Print all the records exactly, please.

- - - - - - -

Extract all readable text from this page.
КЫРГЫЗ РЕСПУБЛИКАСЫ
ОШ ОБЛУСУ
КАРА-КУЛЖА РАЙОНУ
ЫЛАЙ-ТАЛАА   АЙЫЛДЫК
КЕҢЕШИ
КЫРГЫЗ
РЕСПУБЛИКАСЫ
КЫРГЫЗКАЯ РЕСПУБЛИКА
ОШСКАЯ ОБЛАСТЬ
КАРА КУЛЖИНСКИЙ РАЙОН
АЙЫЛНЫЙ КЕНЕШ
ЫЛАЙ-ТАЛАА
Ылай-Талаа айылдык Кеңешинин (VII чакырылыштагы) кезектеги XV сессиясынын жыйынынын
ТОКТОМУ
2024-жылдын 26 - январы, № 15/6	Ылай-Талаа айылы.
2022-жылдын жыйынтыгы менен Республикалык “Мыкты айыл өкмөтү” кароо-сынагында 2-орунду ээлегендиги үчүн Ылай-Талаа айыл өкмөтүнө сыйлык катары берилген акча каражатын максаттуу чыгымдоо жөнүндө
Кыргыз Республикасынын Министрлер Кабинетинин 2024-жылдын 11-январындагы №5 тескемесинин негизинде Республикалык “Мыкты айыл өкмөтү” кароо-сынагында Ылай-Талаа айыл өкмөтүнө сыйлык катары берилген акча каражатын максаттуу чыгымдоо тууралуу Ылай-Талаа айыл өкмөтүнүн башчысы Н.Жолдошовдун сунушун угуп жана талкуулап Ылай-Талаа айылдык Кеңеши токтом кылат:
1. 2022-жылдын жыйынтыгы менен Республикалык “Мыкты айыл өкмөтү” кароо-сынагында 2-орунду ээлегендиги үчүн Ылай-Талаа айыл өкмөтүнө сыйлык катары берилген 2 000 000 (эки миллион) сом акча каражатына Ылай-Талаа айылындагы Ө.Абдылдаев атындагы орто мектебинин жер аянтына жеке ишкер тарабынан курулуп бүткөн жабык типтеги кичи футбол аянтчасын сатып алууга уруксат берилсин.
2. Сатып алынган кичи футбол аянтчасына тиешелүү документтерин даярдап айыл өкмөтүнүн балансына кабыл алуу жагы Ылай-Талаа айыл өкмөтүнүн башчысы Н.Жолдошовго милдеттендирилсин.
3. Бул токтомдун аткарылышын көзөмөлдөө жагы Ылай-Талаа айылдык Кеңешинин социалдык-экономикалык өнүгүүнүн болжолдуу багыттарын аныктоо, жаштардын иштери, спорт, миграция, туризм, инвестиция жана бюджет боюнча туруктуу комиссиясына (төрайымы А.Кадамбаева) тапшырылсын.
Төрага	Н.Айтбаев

- - - - - - -

▶ _Full solution_:
Extract all readable text from this page.
КЫРГЫЗ РЕСПУБЛИКАСЫ
ОШ ОБЛУСУ
КАРА-КУЛЖА РАЙОНУ
ЫЛАЙ-ТАЛАА   АЙЫЛДЫК
КЕҢЕШИ
КЫРГЫЗ
РЕСПУБЛИКАСЫ
КЫРГЫЗКАЯ РЕСПУБЛИКА
ОШСКАЯ ОБЛАСТЬ
КАРА КУЛЖИНСКИЙ РАЙОН
АЙЫЛНЫЙ КЕНЕШ
ЫЛАЙ-ТАЛАА
Ылай-Талаа айылдык Кеңешинин (VII чакырылыштагы) кезектеги XV сессиясынын жыйынынын
ТОКТОМУ
2024-жылдын 26 - январы, № 15/6	Ылай-Талаа айылы.
2022-жылдын жыйынтыгы менен Республикалык “Мыкты айыл өкмөтү” кароо-сынагында 2-орунду ээлегендиги үчүн Ылай-Талаа айыл өкмөтүнө сыйлык катары берилген акча каражатын максаттуу чыгымдоо жөнүндө
Кыргыз Республикасынын Министрлер Кабинетинин 2024-жылдын 11-январындагы №5 тескемесинин негизинде Республикалык “Мыкты айыл өкмөтү” кароо-сынагында Ылай-Талаа айыл өкмөтүнө сыйлык катары берилген акча каражатын максаттуу чыгымдоо тууралуу Ылай-Талаа айыл өкмөтүнүн башчысы Н.Жолдошовдун сунушун угуп жана талкуулап Ылай-Талаа айылдык Кеңеши токтом кылат:
1. 2022-жылдын жыйынтыгы менен Республикалык “Мыкты айыл өкмөтү” кароо-сынагында 2-орунду ээлегендиги үчүн Ылай-Талаа айыл өкмөтүнө сыйлык катары берилген 2 000 000 (эки миллион) сом акча каражатына Ылай-Талаа айылындагы Ө.Абдылдаев атындагы орто мектебинин жер аянтына жеке ишкер тарабынан курулуп бүткөн жабык типтеги кичи футбол аянтчасын сатып алууга уруксат берилсин.
2. Сатып алынган кичи футбол аянтчасына тиешелүү документтерин даярдап айыл өкмөтүнүн балансына кабыл алуу жагы Ылай-Талаа айыл өкмөтүнүн башчысы Н.Жолдошовго милдеттендирилсин.
3. Бул токтомдун аткарылышын көзөмөлдөө жагы Ылай-Талаа айылдык Кеңешинин социалдык-экономикалык өнүгүүнүн болжолдуу багыттарын аныктоо, жаштардын иштери, спорт, миграция, туризм, инвестиция жана бюджет боюнча туруктуу комиссиясына (төрайымы А.Кадамбаева) тапшырылсын.
Төрага	Н.Айтбаев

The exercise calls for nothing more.